◆ **SET EXERCISE**
Show each line of the data below that has the string "eletrolítica" in it.

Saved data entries
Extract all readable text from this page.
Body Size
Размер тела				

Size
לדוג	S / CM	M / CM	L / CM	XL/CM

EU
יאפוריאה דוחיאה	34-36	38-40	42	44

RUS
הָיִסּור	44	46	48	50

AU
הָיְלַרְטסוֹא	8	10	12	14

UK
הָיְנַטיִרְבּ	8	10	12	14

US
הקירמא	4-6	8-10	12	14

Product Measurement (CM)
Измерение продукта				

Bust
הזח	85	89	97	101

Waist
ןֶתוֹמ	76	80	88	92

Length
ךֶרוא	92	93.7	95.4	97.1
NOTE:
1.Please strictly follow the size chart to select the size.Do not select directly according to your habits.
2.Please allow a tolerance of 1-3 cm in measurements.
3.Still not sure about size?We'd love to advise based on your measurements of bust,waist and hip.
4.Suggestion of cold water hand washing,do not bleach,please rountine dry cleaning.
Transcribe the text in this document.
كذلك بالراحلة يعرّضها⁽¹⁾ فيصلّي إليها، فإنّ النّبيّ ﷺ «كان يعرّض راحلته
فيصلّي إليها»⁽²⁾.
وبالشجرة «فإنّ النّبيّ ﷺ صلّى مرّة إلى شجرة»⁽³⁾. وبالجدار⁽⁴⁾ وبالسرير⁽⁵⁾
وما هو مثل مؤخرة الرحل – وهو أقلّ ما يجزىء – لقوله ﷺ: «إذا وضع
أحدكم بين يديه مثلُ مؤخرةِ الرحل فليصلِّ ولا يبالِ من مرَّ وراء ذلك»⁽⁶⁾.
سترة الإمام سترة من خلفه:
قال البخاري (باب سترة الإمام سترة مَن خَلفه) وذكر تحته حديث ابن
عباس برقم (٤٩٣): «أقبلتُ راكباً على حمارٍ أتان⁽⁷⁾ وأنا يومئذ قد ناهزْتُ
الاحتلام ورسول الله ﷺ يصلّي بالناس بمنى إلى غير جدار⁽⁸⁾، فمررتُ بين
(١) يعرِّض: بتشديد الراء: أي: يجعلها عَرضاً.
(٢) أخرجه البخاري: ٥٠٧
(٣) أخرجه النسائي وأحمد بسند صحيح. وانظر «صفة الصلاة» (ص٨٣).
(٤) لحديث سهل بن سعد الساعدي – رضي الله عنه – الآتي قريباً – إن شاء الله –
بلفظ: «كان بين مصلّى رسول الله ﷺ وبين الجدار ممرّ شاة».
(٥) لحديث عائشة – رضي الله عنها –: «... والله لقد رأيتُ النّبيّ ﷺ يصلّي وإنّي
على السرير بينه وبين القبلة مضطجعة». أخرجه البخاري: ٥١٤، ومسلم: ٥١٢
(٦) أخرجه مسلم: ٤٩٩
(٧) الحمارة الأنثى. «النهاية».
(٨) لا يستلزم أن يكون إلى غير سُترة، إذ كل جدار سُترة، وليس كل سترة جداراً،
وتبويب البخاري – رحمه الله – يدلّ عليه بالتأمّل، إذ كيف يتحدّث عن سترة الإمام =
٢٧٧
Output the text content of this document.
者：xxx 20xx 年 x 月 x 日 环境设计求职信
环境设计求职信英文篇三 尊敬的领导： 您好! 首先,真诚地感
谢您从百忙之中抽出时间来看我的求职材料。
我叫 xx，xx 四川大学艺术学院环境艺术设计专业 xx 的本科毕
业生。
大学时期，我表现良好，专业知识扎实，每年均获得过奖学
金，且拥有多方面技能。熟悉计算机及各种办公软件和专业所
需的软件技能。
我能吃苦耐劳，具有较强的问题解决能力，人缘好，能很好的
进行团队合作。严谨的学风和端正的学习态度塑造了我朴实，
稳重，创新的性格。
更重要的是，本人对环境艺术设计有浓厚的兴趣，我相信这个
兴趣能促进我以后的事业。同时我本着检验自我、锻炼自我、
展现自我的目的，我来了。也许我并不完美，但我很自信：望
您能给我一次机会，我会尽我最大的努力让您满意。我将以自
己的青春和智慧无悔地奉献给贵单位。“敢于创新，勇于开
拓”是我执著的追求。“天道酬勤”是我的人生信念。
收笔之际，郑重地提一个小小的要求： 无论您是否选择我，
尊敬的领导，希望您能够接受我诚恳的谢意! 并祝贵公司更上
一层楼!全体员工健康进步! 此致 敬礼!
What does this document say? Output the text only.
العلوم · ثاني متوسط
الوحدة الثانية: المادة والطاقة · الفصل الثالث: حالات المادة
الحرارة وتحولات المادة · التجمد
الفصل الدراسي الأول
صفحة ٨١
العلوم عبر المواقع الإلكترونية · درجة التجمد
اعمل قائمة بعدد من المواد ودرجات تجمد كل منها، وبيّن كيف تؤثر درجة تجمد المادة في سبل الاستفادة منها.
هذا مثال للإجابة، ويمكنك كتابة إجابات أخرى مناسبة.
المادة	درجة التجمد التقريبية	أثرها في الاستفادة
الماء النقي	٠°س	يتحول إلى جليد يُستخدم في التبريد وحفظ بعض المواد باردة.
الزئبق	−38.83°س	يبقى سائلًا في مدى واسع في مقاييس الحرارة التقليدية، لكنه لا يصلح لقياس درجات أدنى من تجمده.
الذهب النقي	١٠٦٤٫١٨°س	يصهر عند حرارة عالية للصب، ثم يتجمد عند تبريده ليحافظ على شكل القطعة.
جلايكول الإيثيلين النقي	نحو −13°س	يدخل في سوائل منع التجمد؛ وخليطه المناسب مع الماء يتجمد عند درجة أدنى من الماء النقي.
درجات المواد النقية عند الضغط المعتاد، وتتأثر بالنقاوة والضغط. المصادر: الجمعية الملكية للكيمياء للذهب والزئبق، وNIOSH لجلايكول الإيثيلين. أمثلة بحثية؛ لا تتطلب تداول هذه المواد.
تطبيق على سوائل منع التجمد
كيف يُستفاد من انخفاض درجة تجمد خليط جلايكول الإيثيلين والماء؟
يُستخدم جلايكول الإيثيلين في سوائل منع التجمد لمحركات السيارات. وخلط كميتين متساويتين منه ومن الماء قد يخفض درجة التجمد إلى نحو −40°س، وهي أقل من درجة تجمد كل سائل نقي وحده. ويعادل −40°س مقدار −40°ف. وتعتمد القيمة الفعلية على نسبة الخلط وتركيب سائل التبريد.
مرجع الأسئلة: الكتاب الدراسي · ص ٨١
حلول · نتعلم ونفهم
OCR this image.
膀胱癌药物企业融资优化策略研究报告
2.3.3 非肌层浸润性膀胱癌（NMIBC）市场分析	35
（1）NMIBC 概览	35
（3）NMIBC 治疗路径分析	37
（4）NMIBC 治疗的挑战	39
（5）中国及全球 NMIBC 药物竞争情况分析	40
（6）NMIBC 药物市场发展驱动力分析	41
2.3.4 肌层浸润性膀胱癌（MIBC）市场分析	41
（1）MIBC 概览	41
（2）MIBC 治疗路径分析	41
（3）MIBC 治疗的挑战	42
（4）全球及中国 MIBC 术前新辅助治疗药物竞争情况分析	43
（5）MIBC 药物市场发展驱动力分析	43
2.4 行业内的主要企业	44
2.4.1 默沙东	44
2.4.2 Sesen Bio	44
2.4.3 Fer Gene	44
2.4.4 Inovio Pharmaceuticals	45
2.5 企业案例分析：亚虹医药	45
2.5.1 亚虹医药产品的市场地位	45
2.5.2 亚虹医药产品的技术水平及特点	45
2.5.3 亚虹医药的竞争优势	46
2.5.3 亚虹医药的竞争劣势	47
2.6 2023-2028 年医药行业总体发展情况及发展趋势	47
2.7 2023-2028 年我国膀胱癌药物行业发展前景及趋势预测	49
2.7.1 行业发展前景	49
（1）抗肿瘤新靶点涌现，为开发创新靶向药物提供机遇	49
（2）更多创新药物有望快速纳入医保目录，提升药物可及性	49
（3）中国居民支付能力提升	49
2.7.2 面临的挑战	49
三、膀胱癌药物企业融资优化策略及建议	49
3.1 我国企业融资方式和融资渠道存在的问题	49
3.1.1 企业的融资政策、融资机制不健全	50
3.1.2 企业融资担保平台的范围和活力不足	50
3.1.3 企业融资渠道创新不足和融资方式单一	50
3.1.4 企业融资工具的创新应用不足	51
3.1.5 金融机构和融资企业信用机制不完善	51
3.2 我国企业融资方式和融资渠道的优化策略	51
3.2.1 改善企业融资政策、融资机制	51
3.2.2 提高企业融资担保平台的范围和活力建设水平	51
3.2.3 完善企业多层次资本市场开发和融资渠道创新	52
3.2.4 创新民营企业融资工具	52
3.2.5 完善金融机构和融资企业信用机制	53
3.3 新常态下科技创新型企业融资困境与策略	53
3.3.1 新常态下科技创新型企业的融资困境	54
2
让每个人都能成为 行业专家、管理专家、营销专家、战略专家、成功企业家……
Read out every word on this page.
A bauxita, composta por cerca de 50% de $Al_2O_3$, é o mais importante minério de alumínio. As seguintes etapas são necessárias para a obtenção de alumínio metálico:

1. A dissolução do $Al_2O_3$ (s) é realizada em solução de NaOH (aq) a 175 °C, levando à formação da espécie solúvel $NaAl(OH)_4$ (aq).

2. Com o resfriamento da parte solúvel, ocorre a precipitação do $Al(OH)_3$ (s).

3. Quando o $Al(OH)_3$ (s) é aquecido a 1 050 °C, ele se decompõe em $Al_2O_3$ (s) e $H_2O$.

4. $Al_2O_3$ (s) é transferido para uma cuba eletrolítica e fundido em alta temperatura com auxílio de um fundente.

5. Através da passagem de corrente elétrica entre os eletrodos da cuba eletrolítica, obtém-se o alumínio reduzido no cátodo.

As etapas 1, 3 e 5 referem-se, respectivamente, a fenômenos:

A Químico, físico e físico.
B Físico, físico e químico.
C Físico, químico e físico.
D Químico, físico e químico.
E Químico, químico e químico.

◆ **SOLUTION TO THE PROBLEM**
4. $Al_2O_3$ (s) é transferido para uma cuba eletrolítica e fundido em alta temperatura com auxílio de um fundente.
5. Através da passagem de corrente elétrica entre os eletrodos da cuba eletrolítica, obtém-se o alumínio reduzido no cátodo.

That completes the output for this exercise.